_Exercise description_
Please report every line from the material that contains the word "Cirugia".

[Stored data]
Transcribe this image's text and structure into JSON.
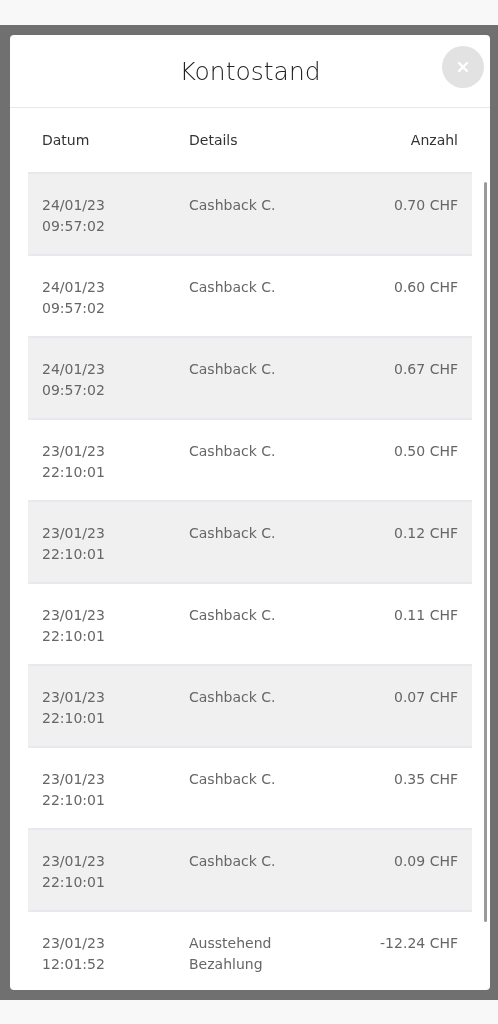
{
  "dialog": {
    "title": "Kontostand"
  },
  "table": {
    "columns": [
      "Datum",
      "Details",
      "Anzahl"
    ],
    "rows": [
      {
        "date": "24/01/23",
        "time": "09:57:02",
        "details": "Cashback C.",
        "amount": "0.70 CHF"
      },
      {
        "date": "24/01/23",
        "time": "09:57:02",
        "details": "Cashback C.",
        "amount": "0.60 CHF"
      },
      {
        "date": "24/01/23",
        "time": "09:57:02",
        "details": "Cashback C.",
        "amount": "0.67 CHF"
      },
      {
        "date": "23/01/23",
        "time": "22:10:01",
        "details": "Cashback C.",
        "amount": "0.50 CHF"
      },
      {
        "date": "23/01/23",
        "time": "22:10:01",
        "details": "Cashback C.",
        "amount": "0.12 CHF"
      },
      {
        "date": "23/01/23",
        "time": "22:10:01",
        "details": "Cashback C.",
        "amount": "0.11 CHF"
      },
      {
        "date": "23/01/23",
        "time": "22:10:01",
        "details": "Cashback C.",
        "amount": "0.07 CHF"
      },
      {
        "date": "23/01/23",
        "time": "22:10:01",
        "details": "Cashback C.",
        "amount": "0.35 CHF"
      },
      {
        "date": "23/01/23",
        "time": "22:10:01",
        "details": "Cashback C.",
        "amount": "0.09 CHF"
      },
      {
        "date": "23/01/23",
        "time": "12:01:52",
        "details": "Ausstehend Bezahlung",
        "amount": "-12.24 CHF"
      }
    ]
  }
}
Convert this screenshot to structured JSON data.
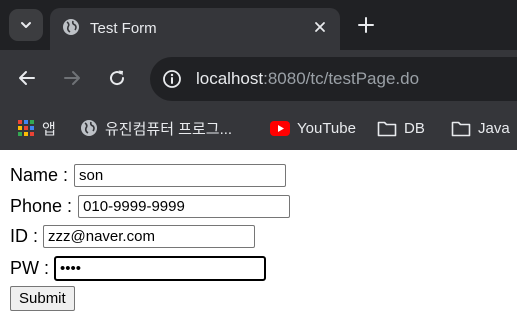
{
  "browser": {
    "tab": {
      "title": "Test Form"
    },
    "address": {
      "host": "localhost",
      "path": ":8080/tc/testPage.do"
    },
    "bookmarks": [
      {
        "label": "앱",
        "icon": "apps-grid-icon"
      },
      {
        "label": "유진컴퓨터 프로그...",
        "icon": "globe-icon"
      },
      {
        "label": "YouTube",
        "icon": "youtube-icon"
      },
      {
        "label": "DB",
        "icon": "folder-icon"
      },
      {
        "label": "Java",
        "icon": "folder-icon"
      }
    ],
    "colors": {
      "tabstrip": "#202124",
      "toolbar": "#35363a",
      "text": "#e8eaed",
      "youtube": "#ff0000"
    }
  },
  "form": {
    "name": {
      "label": "Name :",
      "value": "son"
    },
    "phone": {
      "label": "Phone :",
      "value": "010-9999-9999"
    },
    "id": {
      "label": "ID :",
      "value": "zzz@naver.com"
    },
    "pw": {
      "label": "PW :",
      "value": "••••"
    },
    "submit_label": "Submit"
  }
}
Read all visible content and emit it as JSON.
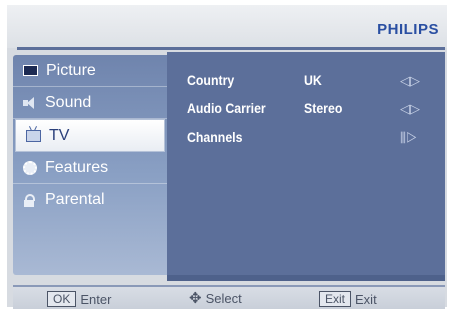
{
  "brand": "PHILIPS",
  "menu": [
    {
      "label": "Picture",
      "icon": "picture-icon"
    },
    {
      "label": "Sound",
      "icon": "sound-icon"
    },
    {
      "label": "TV",
      "icon": "tv-icon"
    },
    {
      "label": "Features",
      "icon": "features-icon"
    },
    {
      "label": "Parental",
      "icon": "parental-icon"
    }
  ],
  "selected_menu": "TV",
  "settings": [
    {
      "label": "Country",
      "value": "UK",
      "control": "◁▷"
    },
    {
      "label": "Audio Carrier",
      "value": "Stereo",
      "control": "◁▷"
    },
    {
      "label": "Channels",
      "value": "",
      "control": "⫼▷"
    }
  ],
  "footer": {
    "ok_key": "OK",
    "ok_label": "Enter",
    "select_icon": "✥",
    "select_label": "Select",
    "exit_key": "Exit",
    "exit_label": "Exit"
  },
  "colors": {
    "panel": "#5c6f9a",
    "brand": "#2a4fa2",
    "sidebar_top": "#6f84ad",
    "sidebar_bottom": "#a9b9d4"
  }
}
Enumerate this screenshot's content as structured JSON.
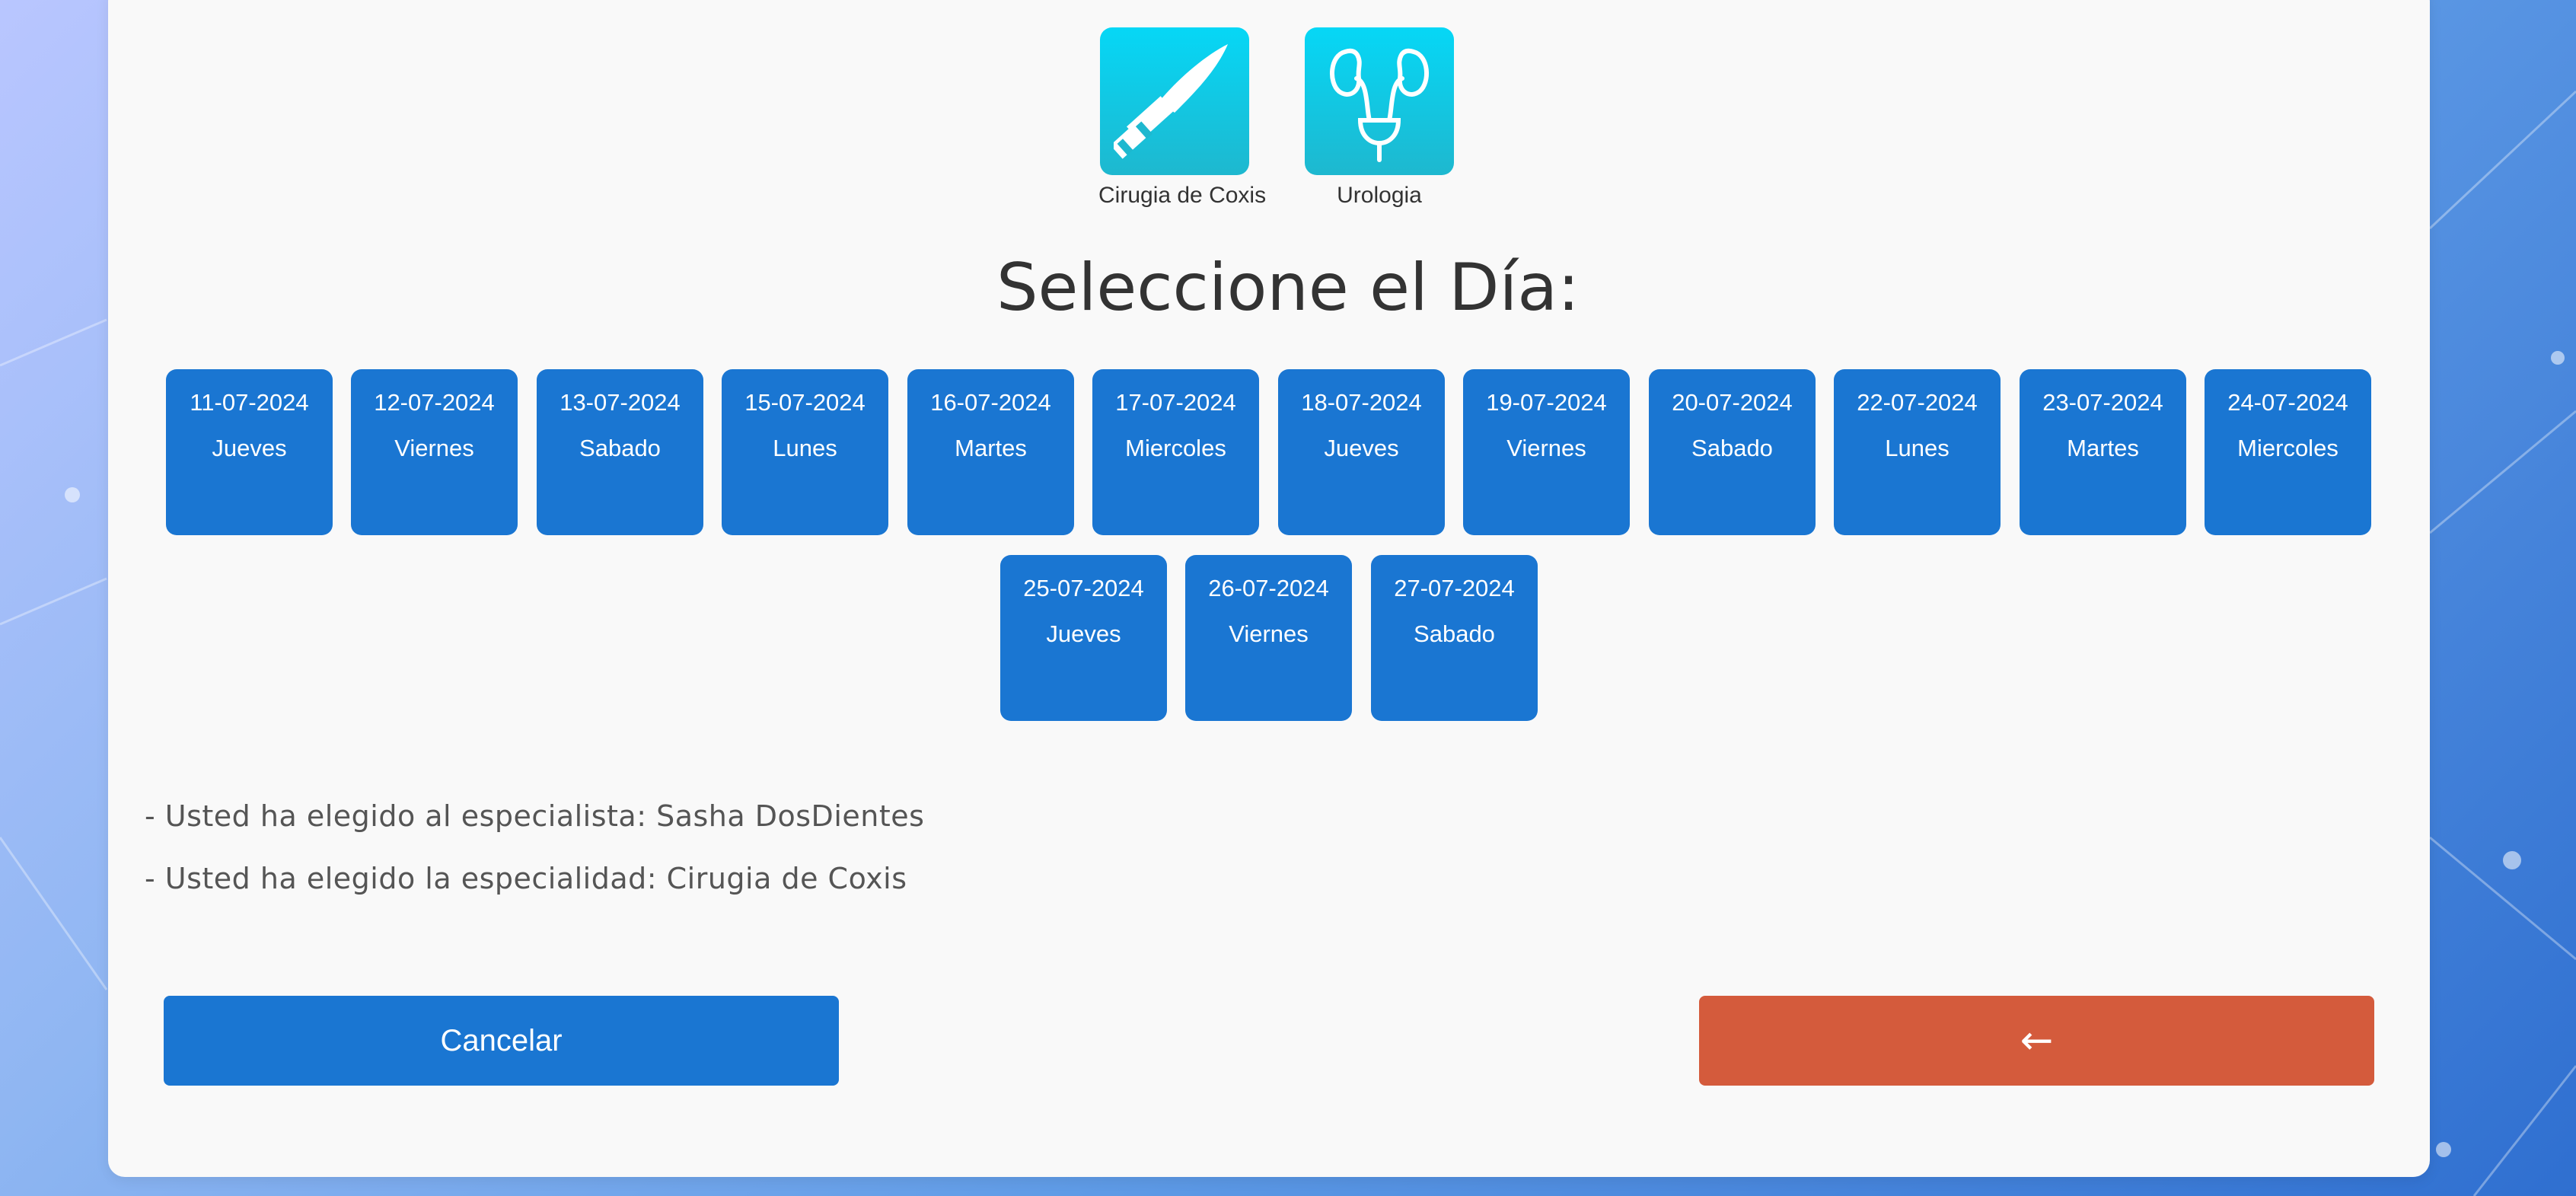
{
  "specialties": [
    {
      "label": "Cirugia de Coxis",
      "icon": "scalpel-icon"
    },
    {
      "label": "Urologia",
      "icon": "kidneys-bladder-icon"
    }
  ],
  "title": "Seleccione el Día:",
  "days": [
    {
      "date": "11-07-2024",
      "weekday": "Jueves"
    },
    {
      "date": "12-07-2024",
      "weekday": "Viernes"
    },
    {
      "date": "13-07-2024",
      "weekday": "Sabado"
    },
    {
      "date": "15-07-2024",
      "weekday": "Lunes"
    },
    {
      "date": "16-07-2024",
      "weekday": "Martes"
    },
    {
      "date": "17-07-2024",
      "weekday": "Miercoles"
    },
    {
      "date": "18-07-2024",
      "weekday": "Jueves"
    },
    {
      "date": "19-07-2024",
      "weekday": "Viernes"
    },
    {
      "date": "20-07-2024",
      "weekday": "Sabado"
    },
    {
      "date": "22-07-2024",
      "weekday": "Lunes"
    },
    {
      "date": "23-07-2024",
      "weekday": "Martes"
    },
    {
      "date": "24-07-2024",
      "weekday": "Miercoles"
    },
    {
      "date": "25-07-2024",
      "weekday": "Jueves"
    },
    {
      "date": "26-07-2024",
      "weekday": "Viernes"
    },
    {
      "date": "27-07-2024",
      "weekday": "Sabado"
    }
  ],
  "info": {
    "specialist": "- Usted ha elegido al especialista: Sasha DosDientes",
    "specialty": "- Usted ha elegido la especialidad: Cirugia de Coxis"
  },
  "buttons": {
    "cancel": "Cancelar",
    "back_icon": "←"
  },
  "colors": {
    "primary": "#1a76d2",
    "back_button": "#d45b3c",
    "tile_gradient_top": "#06d7f6",
    "tile_gradient_bottom": "#1eb8cf"
  }
}
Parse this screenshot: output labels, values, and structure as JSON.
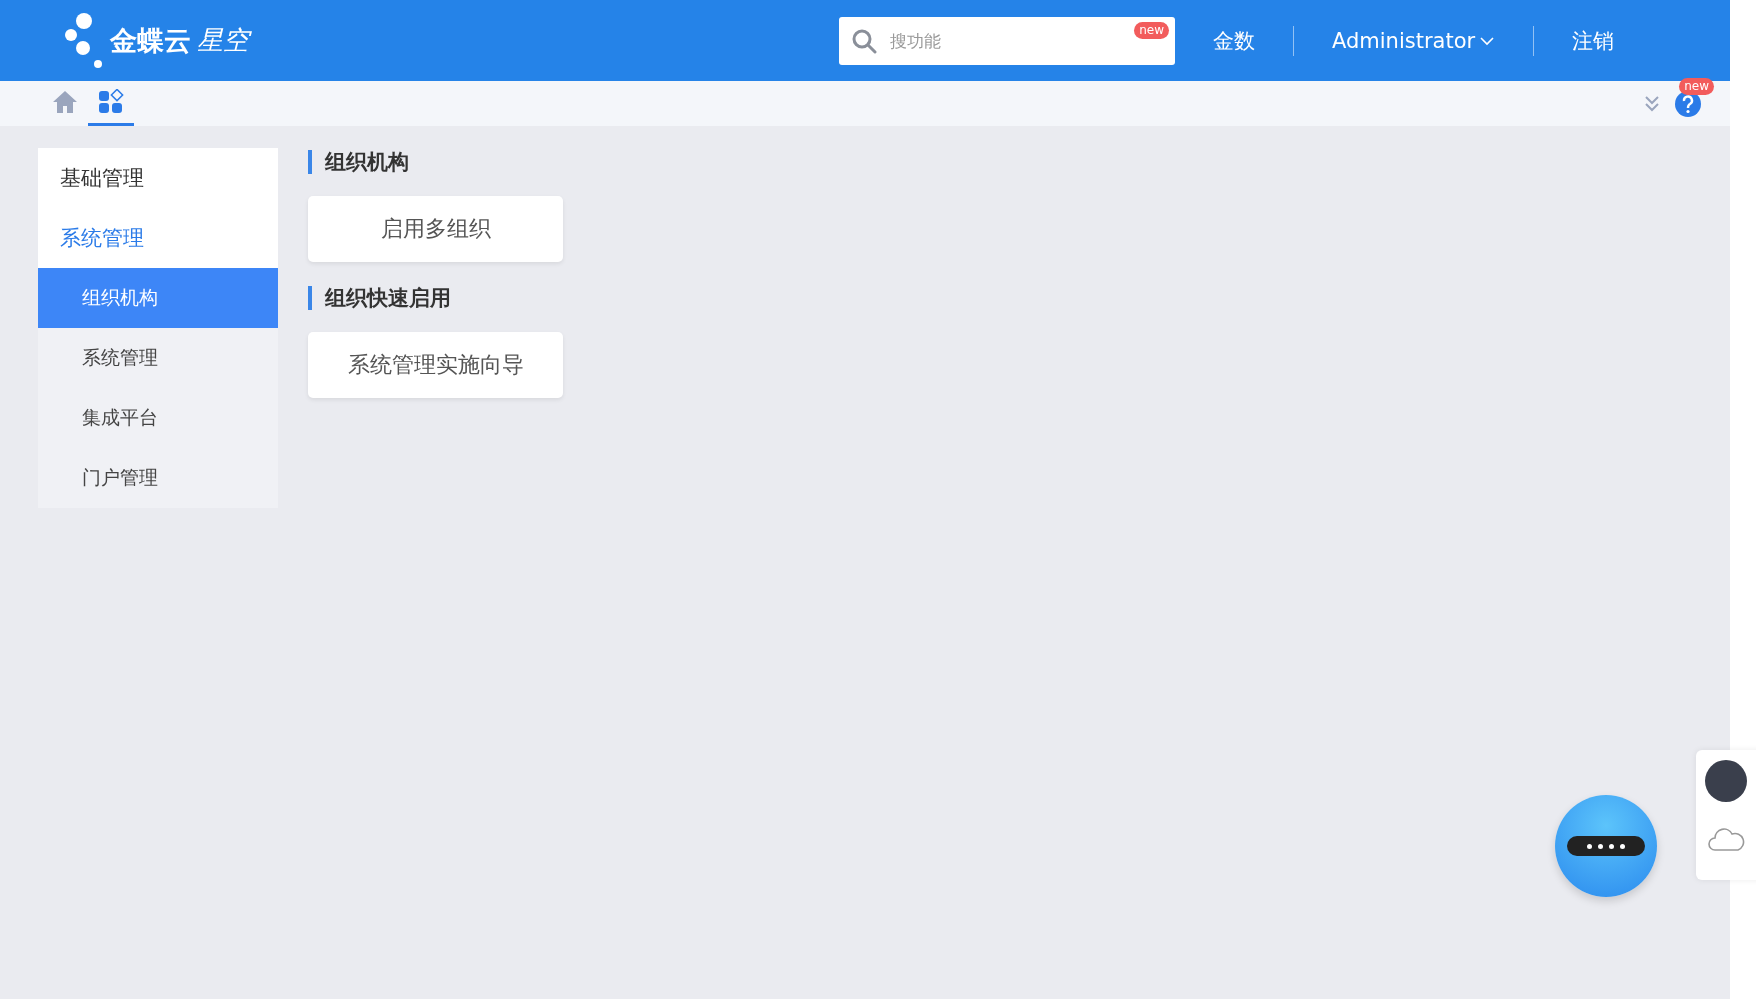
{
  "header": {
    "logo": "金蝶云",
    "logo_sub": "星空",
    "search": {
      "placeholder": "搜功能",
      "badge": "new"
    },
    "links": [
      "金数"
    ],
    "user": "Administrator",
    "logout": "注销"
  },
  "toolbar": {
    "tabs": [
      {
        "kind": "home",
        "selected": false
      },
      {
        "kind": "apps",
        "selected": true
      }
    ],
    "help_badge": "new"
  },
  "sidebar": {
    "groups": [
      {
        "label": "基础管理",
        "expanded": false
      },
      {
        "label": "系统管理",
        "expanded": true,
        "children": [
          {
            "label": "组织机构",
            "selected": true
          },
          {
            "label": "系统管理",
            "selected": false
          },
          {
            "label": "集成平台",
            "selected": false
          },
          {
            "label": "门户管理",
            "selected": false
          }
        ]
      }
    ]
  },
  "sections": [
    {
      "title": "组织机构",
      "buttons": [
        "启用多组织"
      ]
    },
    {
      "title": "组织快速启用",
      "buttons": [
        "系统管理实施向导"
      ]
    }
  ]
}
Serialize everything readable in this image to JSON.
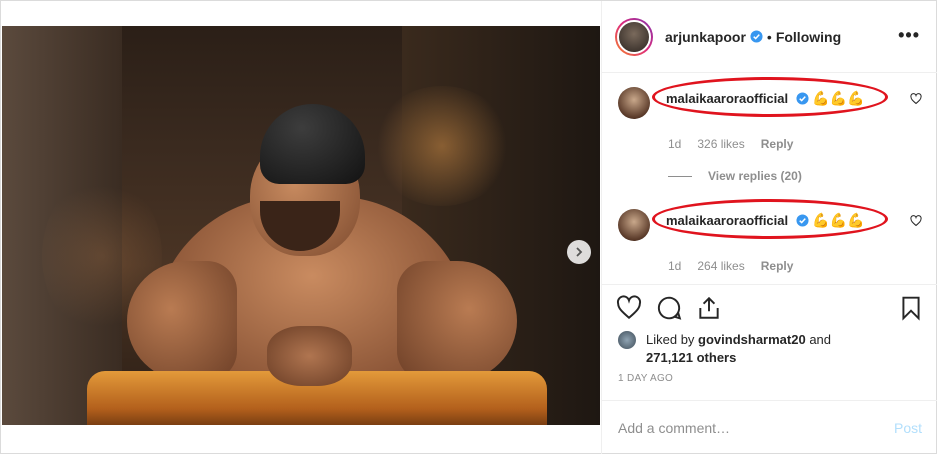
{
  "post": {
    "author": "arjunkapoor",
    "follow_status": "Following",
    "more_label": "•••",
    "carousel_total": 2,
    "carousel_index": 1
  },
  "comments": [
    {
      "username": "malaikaaroraofficial",
      "text": "💪💪💪",
      "age": "1d",
      "likes": "326 likes",
      "reply_label": "Reply"
    },
    {
      "username": "malaikaaroraofficial",
      "text": "💪💪💪",
      "age": "1d",
      "likes": "264 likes",
      "reply_label": "Reply"
    }
  ],
  "view_replies": "View replies (20)",
  "liked_by": {
    "prefix": "Liked by ",
    "user": "govindsharmat20",
    "mid": " and",
    "others": "271,121 others"
  },
  "timestamp": "1 DAY AGO",
  "add_comment": {
    "placeholder": "Add a comment…",
    "post_label": "Post"
  },
  "colors": {
    "annotation_red": "#e0141e",
    "verified_blue": "#3897f0",
    "post_disabled": "#b2dffc"
  },
  "icons": [
    "heart-icon",
    "comment-icon",
    "share-icon",
    "bookmark-icon",
    "verified-badge-icon",
    "chevron-right-icon"
  ]
}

_The reply_
      "label": "Cirugia de Coxis",
    "specialty": "- Usted ha elegido la especialidad: Cirugia de Coxis"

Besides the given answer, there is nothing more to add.